* _YOUR GOAL_
Whenever a line contains the string "tutti", copy it out of the entries.

* _RECORD SET_
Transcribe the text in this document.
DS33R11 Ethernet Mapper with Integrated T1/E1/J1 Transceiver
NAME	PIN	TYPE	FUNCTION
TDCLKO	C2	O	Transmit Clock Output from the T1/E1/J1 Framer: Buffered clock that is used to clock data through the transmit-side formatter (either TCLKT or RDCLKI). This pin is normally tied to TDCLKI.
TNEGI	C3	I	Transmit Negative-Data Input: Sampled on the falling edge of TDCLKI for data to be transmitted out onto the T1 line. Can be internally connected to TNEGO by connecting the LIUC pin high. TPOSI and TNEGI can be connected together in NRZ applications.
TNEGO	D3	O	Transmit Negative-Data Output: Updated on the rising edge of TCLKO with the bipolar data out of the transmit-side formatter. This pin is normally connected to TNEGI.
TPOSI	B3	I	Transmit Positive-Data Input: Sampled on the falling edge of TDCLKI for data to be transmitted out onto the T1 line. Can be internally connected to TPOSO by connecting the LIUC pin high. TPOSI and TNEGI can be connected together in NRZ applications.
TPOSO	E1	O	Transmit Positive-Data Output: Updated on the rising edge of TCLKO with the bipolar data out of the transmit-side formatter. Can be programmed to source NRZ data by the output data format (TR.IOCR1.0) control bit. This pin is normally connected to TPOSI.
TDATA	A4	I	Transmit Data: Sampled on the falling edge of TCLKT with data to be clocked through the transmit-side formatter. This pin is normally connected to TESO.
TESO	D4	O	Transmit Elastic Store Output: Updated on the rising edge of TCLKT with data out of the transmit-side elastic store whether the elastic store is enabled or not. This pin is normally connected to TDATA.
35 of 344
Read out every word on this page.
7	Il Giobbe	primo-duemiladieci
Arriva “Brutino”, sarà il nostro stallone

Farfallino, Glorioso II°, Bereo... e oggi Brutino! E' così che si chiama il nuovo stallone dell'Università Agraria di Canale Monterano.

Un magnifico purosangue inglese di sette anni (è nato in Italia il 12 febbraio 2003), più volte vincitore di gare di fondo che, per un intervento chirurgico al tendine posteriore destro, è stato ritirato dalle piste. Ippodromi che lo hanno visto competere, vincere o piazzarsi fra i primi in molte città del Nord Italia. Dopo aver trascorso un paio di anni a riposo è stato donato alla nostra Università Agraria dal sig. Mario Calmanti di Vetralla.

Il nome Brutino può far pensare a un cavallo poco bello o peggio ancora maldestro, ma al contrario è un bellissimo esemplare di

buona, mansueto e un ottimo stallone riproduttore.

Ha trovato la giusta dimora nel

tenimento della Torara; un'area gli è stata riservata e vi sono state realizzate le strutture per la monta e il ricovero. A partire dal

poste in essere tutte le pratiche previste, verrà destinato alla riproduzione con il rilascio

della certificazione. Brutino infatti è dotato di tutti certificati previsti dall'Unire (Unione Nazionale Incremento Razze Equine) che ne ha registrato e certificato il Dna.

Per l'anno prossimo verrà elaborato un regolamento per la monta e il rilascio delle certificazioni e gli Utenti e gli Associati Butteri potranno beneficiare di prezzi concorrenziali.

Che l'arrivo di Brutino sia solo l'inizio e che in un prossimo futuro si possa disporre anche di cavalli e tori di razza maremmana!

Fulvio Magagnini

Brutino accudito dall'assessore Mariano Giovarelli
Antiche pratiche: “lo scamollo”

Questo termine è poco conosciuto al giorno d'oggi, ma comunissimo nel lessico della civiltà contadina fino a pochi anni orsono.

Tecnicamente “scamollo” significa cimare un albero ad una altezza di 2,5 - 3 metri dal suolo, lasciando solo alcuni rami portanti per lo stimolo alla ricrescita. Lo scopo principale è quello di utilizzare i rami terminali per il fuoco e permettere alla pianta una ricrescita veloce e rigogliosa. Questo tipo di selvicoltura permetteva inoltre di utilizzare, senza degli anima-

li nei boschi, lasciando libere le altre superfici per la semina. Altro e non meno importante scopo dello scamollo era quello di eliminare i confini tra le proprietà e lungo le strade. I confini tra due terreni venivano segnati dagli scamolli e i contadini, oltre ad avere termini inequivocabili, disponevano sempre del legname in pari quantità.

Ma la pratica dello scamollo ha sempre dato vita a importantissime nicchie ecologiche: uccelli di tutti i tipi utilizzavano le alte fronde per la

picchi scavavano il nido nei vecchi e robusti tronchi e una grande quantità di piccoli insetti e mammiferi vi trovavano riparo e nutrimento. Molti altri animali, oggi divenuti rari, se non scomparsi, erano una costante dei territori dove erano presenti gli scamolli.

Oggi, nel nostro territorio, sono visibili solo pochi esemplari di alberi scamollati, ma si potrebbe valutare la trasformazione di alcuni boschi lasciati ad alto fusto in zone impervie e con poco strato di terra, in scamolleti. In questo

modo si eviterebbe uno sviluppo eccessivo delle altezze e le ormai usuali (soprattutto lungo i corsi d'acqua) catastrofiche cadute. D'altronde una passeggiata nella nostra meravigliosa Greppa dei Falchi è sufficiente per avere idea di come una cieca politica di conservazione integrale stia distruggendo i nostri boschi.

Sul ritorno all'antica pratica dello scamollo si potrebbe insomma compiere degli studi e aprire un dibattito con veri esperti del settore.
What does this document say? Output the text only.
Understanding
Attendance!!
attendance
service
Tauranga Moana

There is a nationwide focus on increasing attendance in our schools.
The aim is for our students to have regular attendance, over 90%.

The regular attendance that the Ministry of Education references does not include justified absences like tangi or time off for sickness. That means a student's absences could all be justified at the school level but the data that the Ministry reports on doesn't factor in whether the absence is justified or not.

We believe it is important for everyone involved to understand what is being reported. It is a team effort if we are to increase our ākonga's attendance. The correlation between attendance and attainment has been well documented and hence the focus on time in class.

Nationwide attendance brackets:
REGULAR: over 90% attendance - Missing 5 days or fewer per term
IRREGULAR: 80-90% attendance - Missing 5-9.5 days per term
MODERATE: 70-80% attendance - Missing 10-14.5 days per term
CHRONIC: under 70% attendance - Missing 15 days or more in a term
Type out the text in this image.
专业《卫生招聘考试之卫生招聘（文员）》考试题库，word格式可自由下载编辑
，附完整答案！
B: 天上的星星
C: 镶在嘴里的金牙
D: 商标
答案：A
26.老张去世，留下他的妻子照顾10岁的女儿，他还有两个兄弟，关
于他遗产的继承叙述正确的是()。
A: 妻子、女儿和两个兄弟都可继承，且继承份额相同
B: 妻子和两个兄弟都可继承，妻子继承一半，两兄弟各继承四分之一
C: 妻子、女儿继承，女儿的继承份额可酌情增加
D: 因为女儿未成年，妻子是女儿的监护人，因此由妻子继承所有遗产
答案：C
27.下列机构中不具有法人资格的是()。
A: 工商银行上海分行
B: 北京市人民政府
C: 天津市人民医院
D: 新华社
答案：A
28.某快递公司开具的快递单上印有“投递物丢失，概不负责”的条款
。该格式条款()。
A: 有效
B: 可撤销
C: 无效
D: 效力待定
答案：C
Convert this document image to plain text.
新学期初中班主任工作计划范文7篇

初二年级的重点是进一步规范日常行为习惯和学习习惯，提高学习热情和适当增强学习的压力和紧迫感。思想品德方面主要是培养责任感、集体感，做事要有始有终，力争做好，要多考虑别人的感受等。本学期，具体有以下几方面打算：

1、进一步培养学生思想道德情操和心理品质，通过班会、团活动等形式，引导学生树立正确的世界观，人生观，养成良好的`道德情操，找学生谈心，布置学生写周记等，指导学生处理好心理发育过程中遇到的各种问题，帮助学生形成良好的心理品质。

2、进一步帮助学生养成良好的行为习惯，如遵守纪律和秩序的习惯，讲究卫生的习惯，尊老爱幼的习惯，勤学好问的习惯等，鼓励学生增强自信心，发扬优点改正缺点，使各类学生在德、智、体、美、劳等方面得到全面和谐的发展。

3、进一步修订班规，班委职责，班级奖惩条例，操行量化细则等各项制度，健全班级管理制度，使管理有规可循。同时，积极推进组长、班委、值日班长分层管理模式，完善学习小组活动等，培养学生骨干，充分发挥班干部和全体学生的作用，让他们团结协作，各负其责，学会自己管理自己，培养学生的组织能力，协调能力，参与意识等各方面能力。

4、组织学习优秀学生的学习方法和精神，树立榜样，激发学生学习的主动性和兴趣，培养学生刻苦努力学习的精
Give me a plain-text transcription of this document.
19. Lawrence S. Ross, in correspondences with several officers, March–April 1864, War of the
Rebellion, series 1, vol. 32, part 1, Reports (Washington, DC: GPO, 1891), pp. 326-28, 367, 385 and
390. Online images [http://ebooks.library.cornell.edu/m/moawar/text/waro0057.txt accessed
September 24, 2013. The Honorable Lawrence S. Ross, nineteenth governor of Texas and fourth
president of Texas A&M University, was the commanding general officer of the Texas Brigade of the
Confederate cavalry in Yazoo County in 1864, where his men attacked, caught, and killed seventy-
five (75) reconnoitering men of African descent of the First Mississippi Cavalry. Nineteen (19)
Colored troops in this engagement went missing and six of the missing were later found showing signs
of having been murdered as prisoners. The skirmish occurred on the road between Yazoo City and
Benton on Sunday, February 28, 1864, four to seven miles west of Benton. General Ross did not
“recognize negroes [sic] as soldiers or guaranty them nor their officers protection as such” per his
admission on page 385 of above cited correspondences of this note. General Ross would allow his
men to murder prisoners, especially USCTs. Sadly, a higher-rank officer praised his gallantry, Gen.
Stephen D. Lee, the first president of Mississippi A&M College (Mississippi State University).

* _ANSWER BELOW_
della certificazione. Brutino infatti è dotato di tutti certificati previsti dall'Unire (Unione Nazionale Incremento Razze Equine) che ne ha registrato e certificato il Dna.
Ma la pratica dello scamollo ha sempre dato vita a importantissime nicchie ecologiche: uccelli di tutti i tipi utilizzavano le alte fronde per la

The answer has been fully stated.